Stored data
== == ==
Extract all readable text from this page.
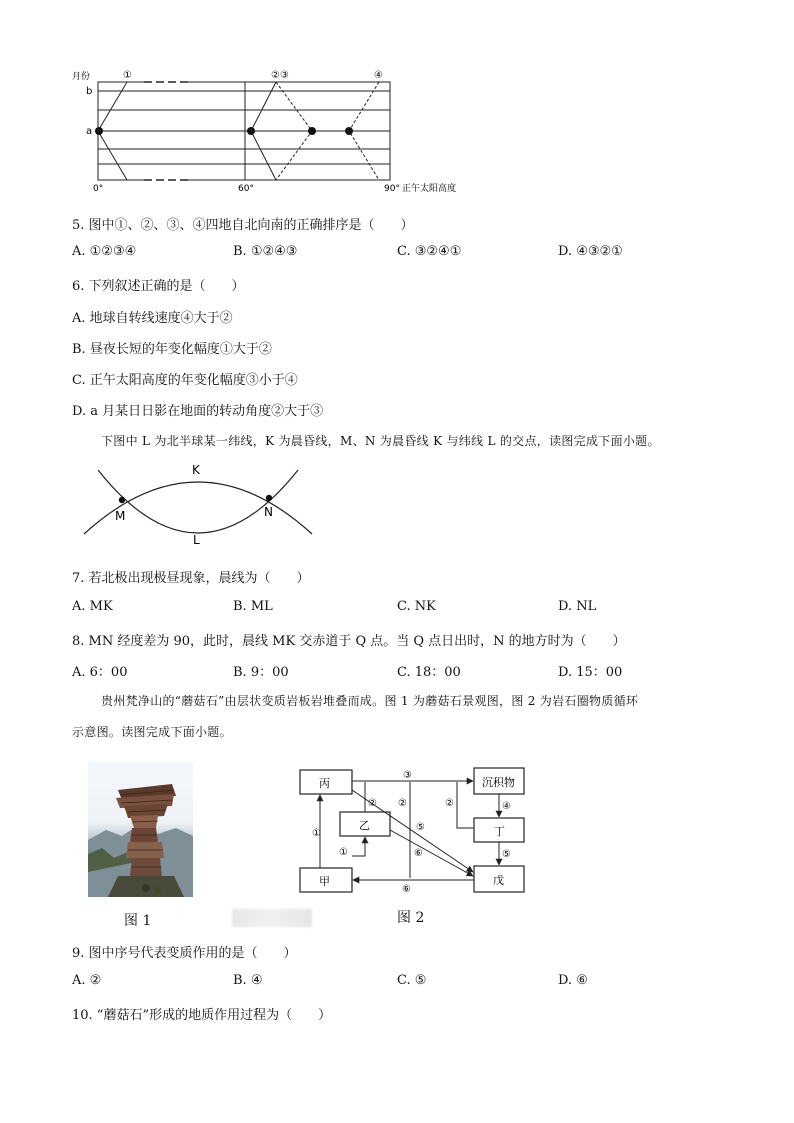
月份
b
a
①	②③	④
0°	60°	90° 正午太阳高度
5. 图中①、②、③、④四地自北向南的正确排序是（　　）
A. ①②③④	B. ①②④③	C. ③②④①	D. ④③②①
6. 下列叙述正确的是（　　）
A. 地球自转线速度④大于②
B. 昼夜长短的年变化幅度①大于②
C. 正午太阳高度的年变化幅度③小于④
D. a 月某日日影在地面的转动角度②大于③
下图中 L 为北半球某一纬线，K 为晨昏线，M、N 为晨昏线 K 与纬线 L 的交点，读图完成下面小题。
K
L
M	N
7. 若北极出现极昼现象，晨线为（　　）
A. MK	B. ML	C. NK	D. NL
8. MN 经度差为 90，此时，晨线 MK 交赤道于 Q 点。当 Q 点日出时，N 的地方时为（　　）
A. 6：00	B. 9：00	C. 18：00	D. 15：00
贵州梵净山的“蘑菇石”由层状变质岩板岩堆叠而成。图 1 为蘑菇石景观图，图 2 为岩石圈物质循环
示意图。读图完成下面小题。
图 1
丙
乙
甲
沉积物
丁
戊
③
①
①
② ②	②	④
⑤
⑤
⑥
⑥
图 2
9. 图中序号代表变质作用的是（　　）
A. ②	B. ④	C. ⑤	D. ⑥
10. “蘑菇石”形成的地质作用过程为（　　）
== == ==
● **SHORT EXERCISE**
Retype every entry verbatim and exclude the pictures from the copy.

● **ANSWER**
Extract all readable text from this page.
月份
b
a
①	②③	④
0°	60°	90° 正午太阳高度
5. 图中①、②、③、④四地自北向南的正确排序是（　　）
A. ①②③④	B. ①②④③	C. ③②④①	D. ④③②①
6. 下列叙述正确的是（　　）
A. 地球自转线速度④大于②
B. 昼夜长短的年变化幅度①大于②
C. 正午太阳高度的年变化幅度③小于④
D. a 月某日日影在地面的转动角度②大于③
下图中 L 为北半球某一纬线，K 为晨昏线，M、N 为晨昏线 K 与纬线 L 的交点，读图完成下面小题。
K
L
M	N
7. 若北极出现极昼现象，晨线为（　　）
A. MK	B. ML	C. NK	D. NL
8. MN 经度差为 90，此时，晨线 MK 交赤道于 Q 点。当 Q 点日出时，N 的地方时为（　　）
A. 6：00	B. 9：00	C. 18：00	D. 15：00
贵州梵净山的“蘑菇石”由层状变质岩板岩堆叠而成。图 1 为蘑菇石景观图，图 2 为岩石圈物质循环
示意图。读图完成下面小题。
图 1
丙
乙
甲
沉积物
丁
戊
③
①
①
② ②	②	④
⑤
⑤
⑥
⑥
图 2
9. 图中序号代表变质作用的是（　　）
A. ②	B. ④	C. ⑤	D. ⑥
10. “蘑菇石”形成的地质作用过程为（　　）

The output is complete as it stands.